## begin DATA ROWS

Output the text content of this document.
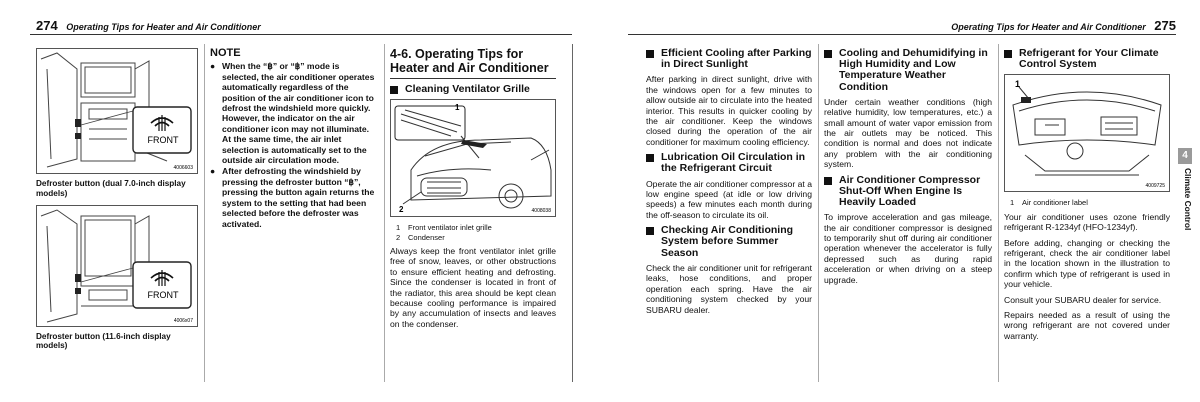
274 Operating Tips for Heater and Air Conditioner	Operating Tips for Heater and Air Conditioner 275
FRONT
4006603
Defroster button (dual 7.0-inch display models)
FRONT
4006x07
Defroster button (11.6-inch display models)
NOTE
● When the “฿” or “฿” mode is selected, the air conditioner operates automatically regardless of the position of the air conditioner icon to defrost the windshield more quickly. However, the indicator on the air conditioner icon may not illuminate. At the same time, the air inlet selection is automatically set to the outside air circulation mode.
● After defrosting the windshield by pressing the defroster button “฿”, pressing the button again returns the system to the setting that had been selected before the defroster was activated.
4-6. Operating Tips for Heater and Air Conditioner
Cleaning Ventilator Grille
2
1
4008038
1 Front ventilator inlet grille
2 Condenser
Always keep the front ventilator inlet grille free of snow, leaves, or other obstructions to ensure efficient heating and defrosting. Since the condenser is located in front of the radiator, this area should be kept clean because cooling performance is impaired by any accumulation of insects and leaves on the condenser.
Efficient Cooling after Parking in Direct Sunlight
After parking in direct sunlight, drive with the windows open for a few minutes to allow outside air to circulate into the heated interior. This results in quicker cooling by the air conditioner. Keep the windows closed during the operation of the air conditioner for maximum cooling efficiency.
Lubrication Oil Circulation in the Refrigerant Circuit
Operate the air conditioner compressor at a low engine speed (at idle or low driving speeds) a few minutes each month during the off-season to circulate its oil.
Checking Air Conditioning System before Summer Season
Check the air conditioner unit for refrigerant leaks, hose conditions, and proper operation each spring. Have the air conditioning system checked by your SUBARU dealer.
Cooling and Dehumidifying in High Humidity and Low Temperature Weather Condition
Under certain weather conditions (high relative humidity, low temperatures, etc.) a small amount of water vapor emission from the air outlets may be noticed. This condition is normal and does not indicate any problem with the air conditioning system.
Air Conditioner Compressor Shut-Off When Engine Is Heavily Loaded
To improve acceleration and gas mileage, the air conditioner compressor is designed to temporarily shut off during air conditioner operation whenever the accelerator is fully depressed such as during rapid acceleration or when driving on a steep upgrade.
Refrigerant for Your Climate Control System
1
4009725
1 Air conditioner label
Your air conditioner uses ozone friendly refrigerant R-1234yf (HFO-1234yf).
Before adding, changing or checking the refrigerant, check the air conditioner label in the location shown in the illustration to confirm which type of refrigerant is used in your vehicle.
Consult your SUBARU dealer for service.
Repairs needed as a result of using the wrong refrigerant are not covered under warranty.
4
Climate Control
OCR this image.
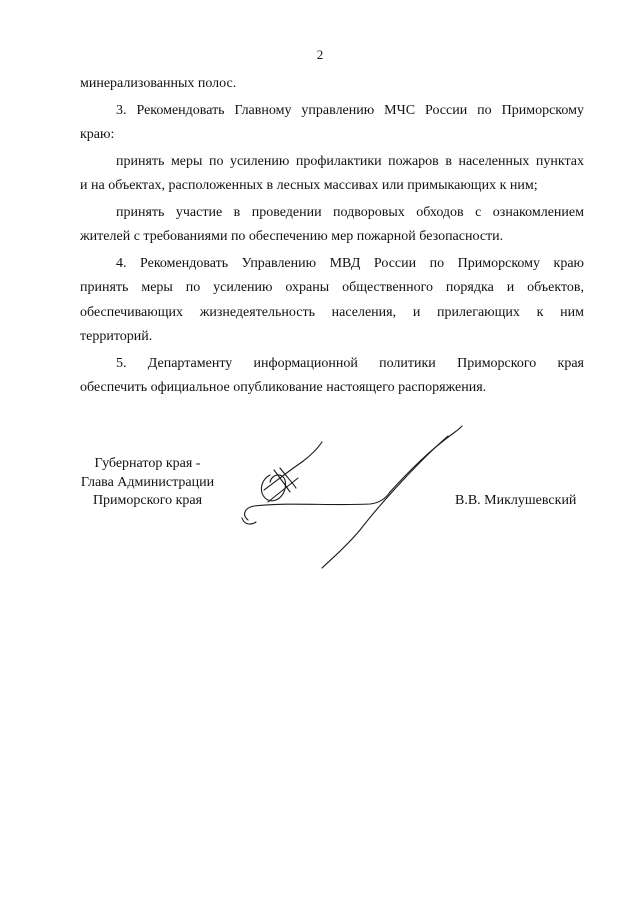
2
минерализованных полос.
3. Рекомендовать Главному управлению МЧС России по Приморскому
краю:
принять меры по усилению профилактики пожаров в населенных пунктах
и на объектах, расположенных в лесных массивах или примыкающих к ним;
принять участие в проведении подворовых обходов с ознакомлением
жителей с требованиями по обеспечению мер пожарной безопасности.
4. Рекомендовать Управлению МВД России по Приморскому краю
принять меры по усилению охраны общественного порядка и объектов,
обеспечивающих жизнедеятельность населения, и прилегающих к ним
территорий.
5. Департаменту информационной политики Приморского края
обеспечить официальное опубликование настоящего распоряжения.
Губернатор края -
Глава Администрации
Приморского края	В.В. Миклушевский
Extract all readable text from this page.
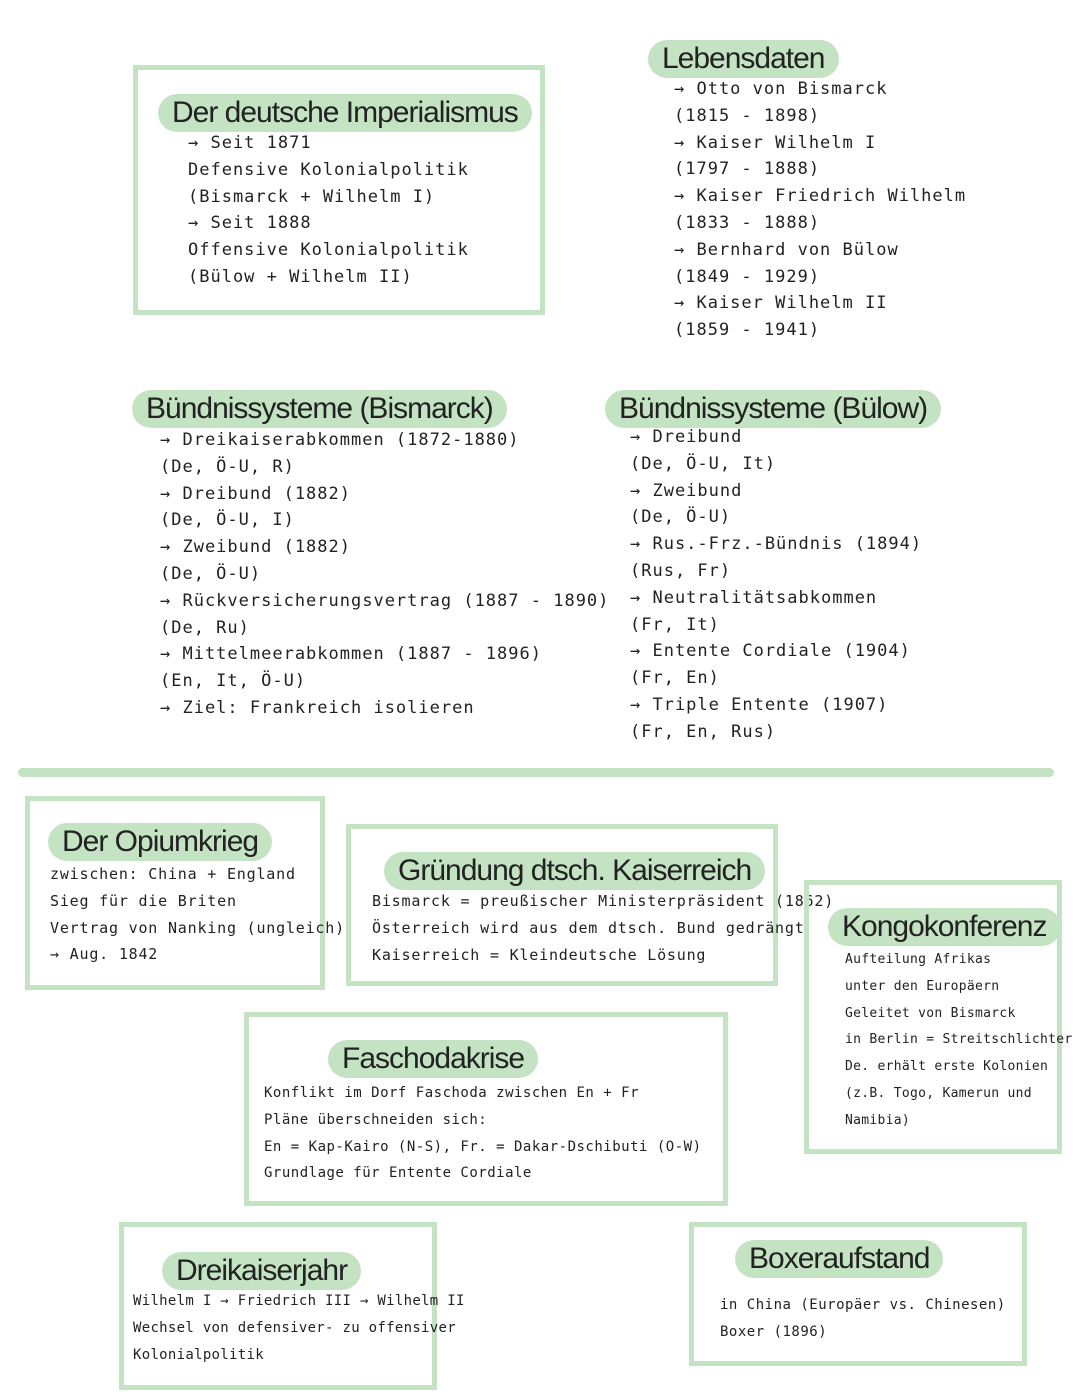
Der deutsche Imperialismus
→ Seit 1871
Defensive Kolonialpolitik
(Bismarck + Wilhelm I)
→ Seit 1888
Offensive Kolonialpolitik
(Bülow + Wilhelm II)
Lebensdaten
→ Otto von Bismarck
(1815 - 1898)
→ Kaiser Wilhelm I
(1797 - 1888)
→ Kaiser Friedrich Wilhelm
(1833 - 1888)
→ Bernhard von Bülow
(1849 - 1929)
→ Kaiser Wilhelm II
(1859 - 1941)
Bündnissysteme (Bismarck)
→ Dreikaiserabkommen (1872-1880)
(De, Ö-U, R)
→ Dreibund (1882)
(De, Ö-U, I)
→ Zweibund (1882)
(De, Ö-U)
→ Rückversicherungsvertrag (1887 - 1890)
(De, Ru)
→ Mittelmeerabkommen (1887 - 1896)
(En, It, Ö-U)
→ Ziel: Frankreich isolieren
Bündnissysteme (Bülow)
→ Dreibund
(De, Ö-U, It)
→ Zweibund
(De, Ö-U)
→ Rus.-Frz.-Bündnis (1894)
(Rus, Fr)
→ Neutralitätsabkommen
(Fr, It)
→ Entente Cordiale (1904)
(Fr, En)
→ Triple Entente (1907)
(Fr, En, Rus)
Der Opiumkrieg
zwischen: China + England
Sieg für die Briten
Vertrag von Nanking (ungleich)
→ Aug. 1842
Gründung dtsch. Kaiserreich
Bismarck = preußischer Ministerpräsident (1862)
Österreich wird aus dem dtsch. Bund gedrängt
Kaiserreich = Kleindeutsche Lösung
Kongokonferenz
Aufteilung Afrikas
unter den Europäern
Geleitet von Bismarck
in Berlin = Streitschlichter
De. erhält erste Kolonien
(z.B. Togo, Kamerun und
Namibia)
Faschodakrise
Konflikt im Dorf Faschoda zwischen En + Fr
Pläne überschneiden sich:
En = Kap-Kairo (N-S), Fr. = Dakar-Dschibuti (O-W)
Grundlage für Entente Cordiale
Dreikaiserjahr
Wilhelm I → Friedrich III → Wilhelm II
Wechsel von defensiver- zu offensiver
Kolonialpolitik
Boxeraufstand
in China (Europäer vs. Chinesen)
Boxer (1896)
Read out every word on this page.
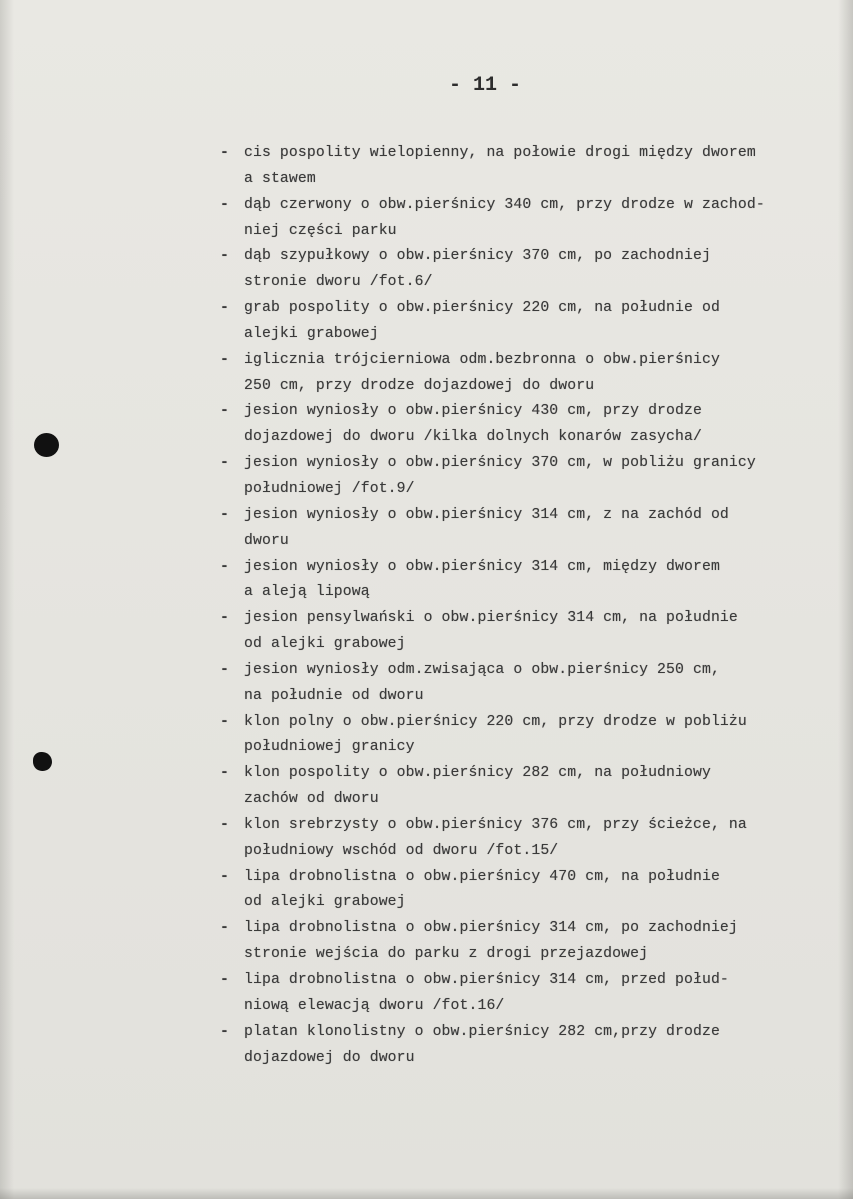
- 11 -
- cis pospolity wielopienny, na połowie drogi między dworem
a stawem
- dąb czerwony o obw.pierśnicy 340 cm, przy drodze w zachod-
niej części parku
- dąb szypułkowy o obw.pierśnicy 370 cm, po zachodniej
stronie dworu /fot.6/
- grab pospolity o obw.pierśnicy 220 cm, na południe od
alejki grabowej
- iglicznia trójcierniowa odm.bezbronna o obw.pierśnicy
250 cm, przy drodze dojazdowej do dworu
- jesion wyniosły o obw.pierśnicy 430 cm, przy drodze
dojazdowej do dworu /kilka dolnych konarów zasycha/
- jesion wyniosły o obw.pierśnicy 370 cm, w pobliżu granicy
południowej /fot.9/
- jesion wyniosły o obw.pierśnicy 314 cm, z na zachód od
dworu
- jesion wyniosły o obw.pierśnicy 314 cm, między dworem
a aleją lipową
- jesion pensylwański o obw.pierśnicy 314 cm, na południe
od alejki grabowej
- jesion wyniosły odm.zwisająca o obw.pierśnicy 250 cm,
na południe od dworu
- klon polny o obw.pierśnicy 220 cm, przy drodze w pobliżu
południowej granicy
- klon pospolity o obw.pierśnicy 282 cm, na południowy
zachów od dworu
- klon srebrzysty o obw.pierśnicy 376 cm, przy ścieżce, na
południowy wschód od dworu /fot.15/
- lipa drobnolistna o obw.pierśnicy 470 cm, na południe
od alejki grabowej
- lipa drobnolistna o obw.pierśnicy 314 cm, po zachodniej
stronie wejścia do parku z drogi przejazdowej
- lipa drobnolistna o obw.pierśnicy 314 cm, przed połud-
niową elewacją dworu /fot.16/
- platan klonolistny o obw.pierśnicy 282 cm,przy drodze
dojazdowej do dworu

## end DATA ROWS

Omit the pictures and output all of the other material exactly.

* _TASK ANSWER_:
Output the text content of this document.
274 Operating Tips for Heater and Air Conditioner	Operating Tips for Heater and Air Conditioner 275
FRONT
4006603
Defroster button (dual 7.0-inch display models)
FRONT
4006x07
Defroster button (11.6-inch display models)
NOTE
● When the “฿” or “฿” mode is selected, the air conditioner operates automatically regardless of the position of the air conditioner icon to defrost the windshield more quickly. However, the indicator on the air conditioner icon may not illuminate. At the same time, the air inlet selection is automatically set to the outside air circulation mode.
● After defrosting the windshield by pressing the defroster button “฿”, pressing the button again returns the system to the setting that had been selected before the defroster was activated.
4-6. Operating Tips for Heater and Air Conditioner
Cleaning Ventilator Grille
2
1
4008038
1 Front ventilator inlet grille
2 Condenser
Always keep the front ventilator inlet grille free of snow, leaves, or other obstructions to ensure efficient heating and defrosting. Since the condenser is located in front of the radiator, this area should be kept clean because cooling performance is impaired by any accumulation of insects and leaves on the condenser.
Efficient Cooling after Parking in Direct Sunlight
After parking in direct sunlight, drive with the windows open for a few minutes to allow outside air to circulate into the heated interior. This results in quicker cooling by the air conditioner. Keep the windows closed during the operation of the air conditioner for maximum cooling efficiency.
Lubrication Oil Circulation in the Refrigerant Circuit
Operate the air conditioner compressor at a low engine speed (at idle or low driving speeds) a few minutes each month during the off-season to circulate its oil.
Checking Air Conditioning System before Summer Season
Check the air conditioner unit for refrigerant leaks, hose conditions, and proper operation each spring. Have the air conditioning system checked by your SUBARU dealer.
Cooling and Dehumidifying in High Humidity and Low Temperature Weather Condition
Under certain weather conditions (high relative humidity, low temperatures, etc.) a small amount of water vapor emission from the air outlets may be noticed. This condition is normal and does not indicate any problem with the air conditioning system.
Air Conditioner Compressor Shut-Off When Engine Is Heavily Loaded
To improve acceleration and gas mileage, the air conditioner compressor is designed to temporarily shut off during air conditioner operation whenever the accelerator is fully depressed such as during rapid acceleration or when driving on a steep upgrade.
Refrigerant for Your Climate Control System
1
4009725
1 Air conditioner label
Your air conditioner uses ozone friendly refrigerant R-1234yf (HFO-1234yf).
Before adding, changing or checking the refrigerant, check the air conditioner label in the location shown in the illustration to confirm which type of refrigerant is used in your vehicle.
Consult your SUBARU dealer for service.
Repairs needed as a result of using the wrong refrigerant are not covered under warranty.
4
Climate Control
OCR this image.
2
минерализованных полос.
3. Рекомендовать Главному управлению МЧС России по Приморскому
краю:
принять меры по усилению профилактики пожаров в населенных пунктах
и на объектах, расположенных в лесных массивах или примыкающих к ним;
принять участие в проведении подворовых обходов с ознакомлением
жителей с требованиями по обеспечению мер пожарной безопасности.
4. Рекомендовать Управлению МВД России по Приморскому краю
принять меры по усилению охраны общественного порядка и объектов,
обеспечивающих жизнедеятельность населения, и прилегающих к ним
территорий.
5. Департаменту информационной политики Приморского края
обеспечить официальное опубликование настоящего распоряжения.
Губернатор края -
Глава Администрации
Приморского края	В.В. Миклушевский
Extract all readable text from this page.
Der deutsche Imperialismus
→ Seit 1871
Defensive Kolonialpolitik
(Bismarck + Wilhelm I)
→ Seit 1888
Offensive Kolonialpolitik
(Bülow + Wilhelm II)
Lebensdaten
→ Otto von Bismarck
(1815 - 1898)
→ Kaiser Wilhelm I
(1797 - 1888)
→ Kaiser Friedrich Wilhelm
(1833 - 1888)
→ Bernhard von Bülow
(1849 - 1929)
→ Kaiser Wilhelm II
(1859 - 1941)
Bündnissysteme (Bismarck)
→ Dreikaiserabkommen (1872-1880)
(De, Ö-U, R)
→ Dreibund (1882)
(De, Ö-U, I)
→ Zweibund (1882)
(De, Ö-U)
→ Rückversicherungsvertrag (1887 - 1890)
(De, Ru)
→ Mittelmeerabkommen (1887 - 1896)
(En, It, Ö-U)
→ Ziel: Frankreich isolieren
Bündnissysteme (Bülow)
→ Dreibund
(De, Ö-U, It)
→ Zweibund
(De, Ö-U)
→ Rus.-Frz.-Bündnis (1894)
(Rus, Fr)
→ Neutralitätsabkommen
(Fr, It)
→ Entente Cordiale (1904)
(Fr, En)
→ Triple Entente (1907)
(Fr, En, Rus)
Der Opiumkrieg
zwischen: China + England
Sieg für die Briten
Vertrag von Nanking (ungleich)
→ Aug. 1842
Gründung dtsch. Kaiserreich
Bismarck = preußischer Ministerpräsident (1862)
Österreich wird aus dem dtsch. Bund gedrängt
Kaiserreich = Kleindeutsche Lösung
Kongokonferenz
Aufteilung Afrikas
unter den Europäern
Geleitet von Bismarck
in Berlin = Streitschlichter
De. erhält erste Kolonien
(z.B. Togo, Kamerun und
Namibia)
Faschodakrise
Konflikt im Dorf Faschoda zwischen En + Fr
Pläne überschneiden sich:
En = Kap-Kairo (N-S), Fr. = Dakar-Dschibuti (O-W)
Grundlage für Entente Cordiale
Dreikaiserjahr
Wilhelm I → Friedrich III → Wilhelm II
Wechsel von defensiver- zu offensiver
Kolonialpolitik
Boxeraufstand
in China (Europäer vs. Chinesen)
Boxer (1896)
Read out every word on this page.
- 11 -
- cis pospolity wielopienny, na połowie drogi między dworem
a stawem
- dąb czerwony o obw.pierśnicy 340 cm, przy drodze w zachod-
niej części parku
- dąb szypułkowy o obw.pierśnicy 370 cm, po zachodniej
stronie dworu /fot.6/
- grab pospolity o obw.pierśnicy 220 cm, na południe od
alejki grabowej
- iglicznia trójcierniowa odm.bezbronna o obw.pierśnicy
250 cm, przy drodze dojazdowej do dworu
- jesion wyniosły o obw.pierśnicy 430 cm, przy drodze
dojazdowej do dworu /kilka dolnych konarów zasycha/
- jesion wyniosły o obw.pierśnicy 370 cm, w pobliżu granicy
południowej /fot.9/
- jesion wyniosły o obw.pierśnicy 314 cm, z na zachód od
dworu
- jesion wyniosły o obw.pierśnicy 314 cm, między dworem
a aleją lipową
- jesion pensylwański o obw.pierśnicy 314 cm, na południe
od alejki grabowej
- jesion wyniosły odm.zwisająca o obw.pierśnicy 250 cm,
na południe od dworu
- klon polny o obw.pierśnicy 220 cm, przy drodze w pobliżu
południowej granicy
- klon pospolity o obw.pierśnicy 282 cm, na południowy
zachów od dworu
- klon srebrzysty o obw.pierśnicy 376 cm, przy ścieżce, na
południowy wschód od dworu /fot.15/
- lipa drobnolistna o obw.pierśnicy 470 cm, na południe
od alejki grabowej
- lipa drobnolistna o obw.pierśnicy 314 cm, po zachodniej
stronie wejścia do parku z drogi przejazdowej
- lipa drobnolistna o obw.pierśnicy 314 cm, przed połud-
niową elewacją dworu /fot.16/
- platan klonolistny o obw.pierśnicy 282 cm,przy drodze
dojazdowej do dworu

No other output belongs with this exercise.